Your assignment> Resume the post about NuGet package dependencies between projects in one solution, continuing right after its final sentence.
━━ Page excerpt ━━
I have a single solution full of projects that are to be shared amongst my organization as general nuget packages. The solution is encompassed by one git repository and we have TeamCity running our builds for us, although we are not overly advanced in that we manually kick off the Teamcity builds when we are ready to generate/publish a new Nuget package for a given project in the solution, every project has its own TeamCity build configuration.
When built, the projects generate nuget packages via the .csproj <project/>
tag: GeneratePackageOnBuild
we also control the versioning via version
tags that are populated through build properties from TeamCity. This works great. Where we run into problems is managing the project references/dependencies that the projects have on themselves. I can't seem to understand how to do this correctly. For example:
-- Solution
----- Project A v1.0.6
----- Project B v1.0.1
Project A (v1.0.6) has a dependency on Project B (v1.0.1). Let's say I change Project A (v1.0.7) and Project B (v1.0.2) at the same time. I can't have Project A reference the nuget package of Project B since it isn't built yet so I use Project References. However, that causes the nuget package of Package A (v1.0.7) to assume it has the same build number as Project B (v1.0.2) - which it doesn't. Thus, when someone consumes Project A they are told to look for a version of the dependency Project B that doesn't exist (v1.0.7 in the example). To resolve this, I added the following in Project A .csproj
:
<ProjectReference Include="..\Company.ProjectB\Company.ProjectB.csproj" ExcludeAssets="All" />
However, now the consumer doesn't know of the Project B dependency (as it no longer shows up in the Nuget package dependency) and when they figure out they need it, they'll get a runtime error when using Project A stating that it is still looking for Project B v1.0.7 which obviously doesn't exist.
━━━
━━ Supplied entries ━━
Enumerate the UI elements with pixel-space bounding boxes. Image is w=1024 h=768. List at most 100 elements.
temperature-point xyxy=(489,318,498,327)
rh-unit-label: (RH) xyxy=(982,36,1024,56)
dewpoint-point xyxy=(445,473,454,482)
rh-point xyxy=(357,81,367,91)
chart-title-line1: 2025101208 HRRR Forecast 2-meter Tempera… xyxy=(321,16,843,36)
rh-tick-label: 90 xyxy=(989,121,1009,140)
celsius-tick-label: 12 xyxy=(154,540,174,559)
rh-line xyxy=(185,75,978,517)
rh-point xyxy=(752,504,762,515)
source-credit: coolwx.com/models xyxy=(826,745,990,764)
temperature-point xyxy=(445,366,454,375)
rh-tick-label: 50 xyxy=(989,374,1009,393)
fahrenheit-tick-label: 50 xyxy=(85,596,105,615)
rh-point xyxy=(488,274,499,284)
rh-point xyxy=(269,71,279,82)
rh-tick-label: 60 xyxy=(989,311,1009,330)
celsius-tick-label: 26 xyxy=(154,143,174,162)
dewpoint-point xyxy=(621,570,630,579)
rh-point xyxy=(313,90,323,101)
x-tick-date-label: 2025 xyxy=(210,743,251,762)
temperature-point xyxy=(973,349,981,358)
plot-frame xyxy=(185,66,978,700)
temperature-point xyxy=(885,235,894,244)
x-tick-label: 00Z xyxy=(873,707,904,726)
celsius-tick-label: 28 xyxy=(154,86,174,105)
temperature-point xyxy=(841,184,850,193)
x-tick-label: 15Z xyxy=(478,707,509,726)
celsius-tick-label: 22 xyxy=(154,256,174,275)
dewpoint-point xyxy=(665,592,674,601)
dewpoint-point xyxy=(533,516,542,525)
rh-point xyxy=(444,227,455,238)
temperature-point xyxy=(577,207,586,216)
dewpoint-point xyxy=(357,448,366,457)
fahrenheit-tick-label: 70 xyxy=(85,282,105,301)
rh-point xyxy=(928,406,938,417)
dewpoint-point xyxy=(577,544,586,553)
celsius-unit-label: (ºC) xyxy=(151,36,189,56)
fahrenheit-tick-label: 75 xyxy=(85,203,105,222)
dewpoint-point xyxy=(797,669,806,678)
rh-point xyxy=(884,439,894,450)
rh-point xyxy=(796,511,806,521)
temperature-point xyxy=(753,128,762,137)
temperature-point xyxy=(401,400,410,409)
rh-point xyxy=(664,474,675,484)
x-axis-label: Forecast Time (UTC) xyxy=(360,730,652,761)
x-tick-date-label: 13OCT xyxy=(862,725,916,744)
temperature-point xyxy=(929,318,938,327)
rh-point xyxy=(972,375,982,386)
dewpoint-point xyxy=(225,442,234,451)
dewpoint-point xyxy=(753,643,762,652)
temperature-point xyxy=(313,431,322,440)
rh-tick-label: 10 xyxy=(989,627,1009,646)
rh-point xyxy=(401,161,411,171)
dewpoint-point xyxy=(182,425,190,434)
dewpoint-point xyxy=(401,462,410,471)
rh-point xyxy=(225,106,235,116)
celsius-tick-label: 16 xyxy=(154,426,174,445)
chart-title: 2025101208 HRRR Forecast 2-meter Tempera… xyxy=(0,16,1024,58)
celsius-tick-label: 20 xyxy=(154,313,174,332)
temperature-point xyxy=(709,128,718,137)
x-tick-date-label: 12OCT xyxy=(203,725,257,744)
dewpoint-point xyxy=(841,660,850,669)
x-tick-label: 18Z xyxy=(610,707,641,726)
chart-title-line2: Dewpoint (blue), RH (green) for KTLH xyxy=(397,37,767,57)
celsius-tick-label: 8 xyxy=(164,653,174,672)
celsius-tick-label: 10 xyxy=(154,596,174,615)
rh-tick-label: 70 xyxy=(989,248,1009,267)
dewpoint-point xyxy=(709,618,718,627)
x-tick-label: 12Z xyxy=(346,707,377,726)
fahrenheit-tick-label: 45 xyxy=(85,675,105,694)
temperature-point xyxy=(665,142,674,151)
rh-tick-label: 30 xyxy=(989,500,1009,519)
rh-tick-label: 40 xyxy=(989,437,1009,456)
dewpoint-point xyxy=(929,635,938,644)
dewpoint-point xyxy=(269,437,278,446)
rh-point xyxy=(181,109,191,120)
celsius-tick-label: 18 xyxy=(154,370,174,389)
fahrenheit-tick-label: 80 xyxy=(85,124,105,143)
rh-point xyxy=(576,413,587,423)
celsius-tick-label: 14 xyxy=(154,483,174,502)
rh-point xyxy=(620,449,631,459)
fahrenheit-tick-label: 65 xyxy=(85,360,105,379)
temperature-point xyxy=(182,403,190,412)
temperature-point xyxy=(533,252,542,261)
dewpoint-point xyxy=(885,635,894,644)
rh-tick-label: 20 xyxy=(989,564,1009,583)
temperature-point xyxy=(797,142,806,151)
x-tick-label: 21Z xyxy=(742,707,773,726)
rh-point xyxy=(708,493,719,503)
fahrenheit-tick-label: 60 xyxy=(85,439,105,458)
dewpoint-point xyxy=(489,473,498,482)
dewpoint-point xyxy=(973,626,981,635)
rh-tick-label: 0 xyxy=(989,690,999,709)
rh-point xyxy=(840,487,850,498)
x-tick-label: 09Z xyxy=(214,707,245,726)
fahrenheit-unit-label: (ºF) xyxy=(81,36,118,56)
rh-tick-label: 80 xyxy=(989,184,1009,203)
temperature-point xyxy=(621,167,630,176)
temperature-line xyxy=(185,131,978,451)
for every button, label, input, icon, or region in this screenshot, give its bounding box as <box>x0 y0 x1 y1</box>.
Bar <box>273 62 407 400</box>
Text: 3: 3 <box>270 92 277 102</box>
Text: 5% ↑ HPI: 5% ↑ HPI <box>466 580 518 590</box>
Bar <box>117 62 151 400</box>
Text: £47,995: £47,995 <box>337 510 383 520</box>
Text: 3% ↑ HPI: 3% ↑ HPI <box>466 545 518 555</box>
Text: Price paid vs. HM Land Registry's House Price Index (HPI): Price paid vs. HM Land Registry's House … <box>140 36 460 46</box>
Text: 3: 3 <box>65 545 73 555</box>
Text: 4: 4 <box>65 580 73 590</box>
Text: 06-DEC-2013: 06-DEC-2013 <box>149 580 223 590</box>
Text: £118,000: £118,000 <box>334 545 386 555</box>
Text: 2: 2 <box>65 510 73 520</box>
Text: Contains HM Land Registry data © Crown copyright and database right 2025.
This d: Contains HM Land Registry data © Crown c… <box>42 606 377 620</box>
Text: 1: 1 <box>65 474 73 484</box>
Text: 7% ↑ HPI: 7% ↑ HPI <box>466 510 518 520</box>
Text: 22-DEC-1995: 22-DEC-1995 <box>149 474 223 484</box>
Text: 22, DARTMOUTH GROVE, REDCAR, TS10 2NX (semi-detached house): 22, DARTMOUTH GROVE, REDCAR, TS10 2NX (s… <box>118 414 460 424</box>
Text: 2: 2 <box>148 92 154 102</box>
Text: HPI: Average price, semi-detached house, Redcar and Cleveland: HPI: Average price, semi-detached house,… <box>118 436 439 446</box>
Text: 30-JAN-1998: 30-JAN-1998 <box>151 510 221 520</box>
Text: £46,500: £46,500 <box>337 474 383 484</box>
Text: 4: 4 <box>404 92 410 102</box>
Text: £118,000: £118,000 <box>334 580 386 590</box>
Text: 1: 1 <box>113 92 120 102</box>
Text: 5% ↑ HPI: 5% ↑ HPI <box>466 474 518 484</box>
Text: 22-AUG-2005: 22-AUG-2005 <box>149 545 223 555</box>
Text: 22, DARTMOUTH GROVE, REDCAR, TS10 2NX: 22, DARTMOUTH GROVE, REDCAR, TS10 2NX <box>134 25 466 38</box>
━━━
Answer to this task>
How does one intelligently handle project referencing when generating nuget packages without a nuspec? I'd like as little manual intervention as possible.
My one other solution is to use Nuget package references but that means Project B has to build and deploy before a developer can get to work on Project A.
By design, when you pack a project that has project references, those dependent projects are added as NuGet dependencies, with the minimum version being each project's current version at the time of pack. To understand why, imagine you made a breaking change to ProjectB, and fixed ProjectA to work with it. If you publish ProjectA, but with a NuGet dependency of an old version of ProjectB, then NuGet users of ProjectA will crash at runtime because the version of ProjectB they're using is incompatible. There's no way for NuGet to know this.
Therefore, if you want to increment ProjectA's version without incrementing the dependency version of ProjectB, make them in separate commits. Otherwise, publish new versions of both ProjectA and ProjectB at the same time.